## [Supplied text]
- Artistic swimming pictogram
- Venue: Aquatic Center
- Start date: October 31, 2023
- End date: November 3, 2023
- No. of events: 2 (1 women, 1 open)
- Competitors: 80 from 12 nations

= Artistic swimming at the 2023 Pan American Games =

Artistic swimming competitions at the 2023 Pan American Games in Santiago, Chile were held between October 31 and November 3, 2023, at the Aquatic Center in the National Stadium Park cluster.

A total of two events, the duet and team, will be contested. The duet will be open to women, while the team event will be a mixed competition, with men being allowed to compete for the first time ever. A total of 80 athletes from 12 nations will compete.

A total of ten quotas will be awarded for the artistic swimming competitions at the 2024 Summer Olympics in Paris, France.

==Qualification==

A total of 80 artistic swimmers will qualify to compete at the games. As host nation, Chile qualifies the maximum team size of nine athletes. Seven other teams will qualify (each with nine athletes). Each team will also be required to compete in the duet event with athletes already qualified for the team event. A further four countries will qualify a duet only.

==Participating nations==
A total of 12 countries qualified athletes.

## [What to work on]
Transcribe the passage of the artistic swimming article from "Artistic swimming competitions at the 2023" to "in Paris, France.". The rows that come next are not needed for this.

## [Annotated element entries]
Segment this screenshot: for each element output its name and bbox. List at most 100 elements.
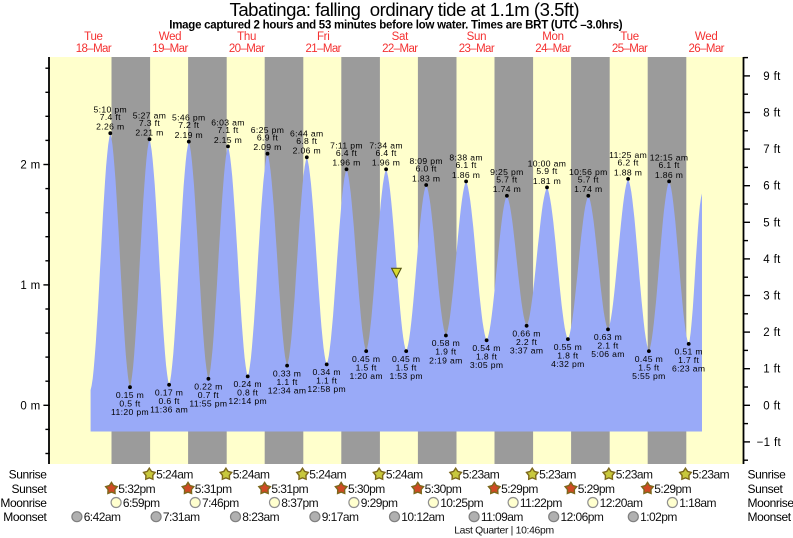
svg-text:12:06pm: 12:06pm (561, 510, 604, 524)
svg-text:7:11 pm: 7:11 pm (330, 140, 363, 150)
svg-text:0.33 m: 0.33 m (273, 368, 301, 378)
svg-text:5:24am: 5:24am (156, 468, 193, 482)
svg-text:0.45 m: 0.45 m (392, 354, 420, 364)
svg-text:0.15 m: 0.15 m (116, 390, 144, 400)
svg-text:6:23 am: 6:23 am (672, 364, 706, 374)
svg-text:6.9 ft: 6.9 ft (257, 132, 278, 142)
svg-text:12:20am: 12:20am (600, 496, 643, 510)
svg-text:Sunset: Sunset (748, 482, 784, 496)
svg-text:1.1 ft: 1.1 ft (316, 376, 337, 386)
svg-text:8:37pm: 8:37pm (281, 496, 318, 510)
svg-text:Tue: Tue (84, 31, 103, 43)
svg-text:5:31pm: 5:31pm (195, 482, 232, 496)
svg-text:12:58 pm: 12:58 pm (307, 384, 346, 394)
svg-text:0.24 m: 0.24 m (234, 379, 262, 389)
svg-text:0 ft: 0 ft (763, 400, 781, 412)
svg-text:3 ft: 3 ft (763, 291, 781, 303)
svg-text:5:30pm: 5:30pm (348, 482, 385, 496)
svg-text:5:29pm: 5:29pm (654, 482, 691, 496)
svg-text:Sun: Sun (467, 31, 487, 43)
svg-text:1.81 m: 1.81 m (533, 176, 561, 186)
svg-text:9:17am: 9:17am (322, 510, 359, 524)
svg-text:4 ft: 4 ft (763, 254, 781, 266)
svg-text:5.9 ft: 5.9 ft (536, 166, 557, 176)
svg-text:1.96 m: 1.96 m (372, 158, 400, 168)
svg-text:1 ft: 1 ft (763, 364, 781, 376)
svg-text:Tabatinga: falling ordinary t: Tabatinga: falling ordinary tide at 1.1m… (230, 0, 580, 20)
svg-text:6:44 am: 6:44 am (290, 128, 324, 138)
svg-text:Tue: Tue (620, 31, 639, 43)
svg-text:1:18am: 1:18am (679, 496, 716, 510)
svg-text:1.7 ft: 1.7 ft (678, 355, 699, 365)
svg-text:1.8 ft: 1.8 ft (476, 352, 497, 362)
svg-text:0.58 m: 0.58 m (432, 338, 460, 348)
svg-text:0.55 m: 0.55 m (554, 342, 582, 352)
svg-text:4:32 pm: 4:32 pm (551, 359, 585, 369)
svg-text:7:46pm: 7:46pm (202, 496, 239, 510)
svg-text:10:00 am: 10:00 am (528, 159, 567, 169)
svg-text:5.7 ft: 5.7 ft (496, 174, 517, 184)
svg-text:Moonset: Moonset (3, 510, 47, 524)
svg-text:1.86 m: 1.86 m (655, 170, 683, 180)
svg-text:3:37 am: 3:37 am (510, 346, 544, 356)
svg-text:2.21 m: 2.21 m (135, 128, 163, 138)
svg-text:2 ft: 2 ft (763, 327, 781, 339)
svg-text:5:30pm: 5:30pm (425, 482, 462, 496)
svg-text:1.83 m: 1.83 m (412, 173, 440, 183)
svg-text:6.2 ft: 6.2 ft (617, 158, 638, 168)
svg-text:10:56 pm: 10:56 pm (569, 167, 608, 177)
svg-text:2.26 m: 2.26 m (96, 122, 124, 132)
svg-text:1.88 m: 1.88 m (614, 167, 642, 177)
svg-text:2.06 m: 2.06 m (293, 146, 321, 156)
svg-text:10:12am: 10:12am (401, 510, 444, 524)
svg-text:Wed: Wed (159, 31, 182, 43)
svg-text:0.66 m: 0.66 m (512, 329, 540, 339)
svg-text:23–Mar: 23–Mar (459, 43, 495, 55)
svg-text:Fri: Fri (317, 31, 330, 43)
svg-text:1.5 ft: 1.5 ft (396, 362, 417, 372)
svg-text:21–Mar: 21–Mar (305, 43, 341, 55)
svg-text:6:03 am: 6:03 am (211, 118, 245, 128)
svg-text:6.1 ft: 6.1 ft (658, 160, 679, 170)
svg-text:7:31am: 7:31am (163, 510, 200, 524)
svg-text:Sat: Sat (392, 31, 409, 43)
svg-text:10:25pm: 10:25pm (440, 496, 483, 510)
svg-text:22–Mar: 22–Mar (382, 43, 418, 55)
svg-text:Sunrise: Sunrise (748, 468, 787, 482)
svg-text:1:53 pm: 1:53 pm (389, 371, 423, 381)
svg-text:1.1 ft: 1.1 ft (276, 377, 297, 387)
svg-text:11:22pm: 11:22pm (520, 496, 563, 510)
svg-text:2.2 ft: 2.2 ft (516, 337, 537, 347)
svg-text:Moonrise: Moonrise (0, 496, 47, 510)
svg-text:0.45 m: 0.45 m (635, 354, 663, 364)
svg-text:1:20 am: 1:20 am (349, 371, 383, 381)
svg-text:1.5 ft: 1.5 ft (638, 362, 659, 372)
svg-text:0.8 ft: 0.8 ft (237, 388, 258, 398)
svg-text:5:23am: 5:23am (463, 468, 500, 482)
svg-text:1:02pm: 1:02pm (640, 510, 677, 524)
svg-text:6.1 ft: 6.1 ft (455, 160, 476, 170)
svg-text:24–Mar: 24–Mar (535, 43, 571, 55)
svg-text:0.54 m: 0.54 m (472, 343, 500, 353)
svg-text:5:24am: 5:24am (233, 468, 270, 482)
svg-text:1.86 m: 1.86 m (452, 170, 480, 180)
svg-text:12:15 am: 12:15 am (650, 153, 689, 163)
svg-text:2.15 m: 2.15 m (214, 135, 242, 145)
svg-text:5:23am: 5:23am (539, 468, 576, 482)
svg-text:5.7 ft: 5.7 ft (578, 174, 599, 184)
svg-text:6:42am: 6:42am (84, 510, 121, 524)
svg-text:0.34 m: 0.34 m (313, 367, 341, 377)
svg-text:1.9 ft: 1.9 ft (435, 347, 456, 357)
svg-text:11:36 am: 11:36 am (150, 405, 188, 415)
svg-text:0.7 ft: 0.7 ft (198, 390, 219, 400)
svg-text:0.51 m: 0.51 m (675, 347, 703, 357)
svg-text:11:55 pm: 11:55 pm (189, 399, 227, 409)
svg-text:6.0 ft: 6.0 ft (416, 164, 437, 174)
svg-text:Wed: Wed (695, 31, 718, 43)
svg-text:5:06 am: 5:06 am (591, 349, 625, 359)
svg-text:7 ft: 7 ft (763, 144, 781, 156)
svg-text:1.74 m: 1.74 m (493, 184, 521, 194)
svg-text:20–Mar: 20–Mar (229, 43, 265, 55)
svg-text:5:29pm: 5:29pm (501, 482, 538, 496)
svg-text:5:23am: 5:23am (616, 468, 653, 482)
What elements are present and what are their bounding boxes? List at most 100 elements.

## [Full response]
Artistic swimming competitions at the 2023 Pan American Games in Santiago, Chile were held between October 31 and November 3, 2023, at the Aquatic Center in the National Stadium Park cluster.

A total of two events, the duet and team, will be contested. The duet will be open to women, while the team event will be a mixed competition, with men being allowed to compete for the first time ever. A total of 80 athletes from 12 nations will compete.

A total of ten quotas will be awarded for the artistic swimming competitions at the 2024 Summer Olympics in Paris, France.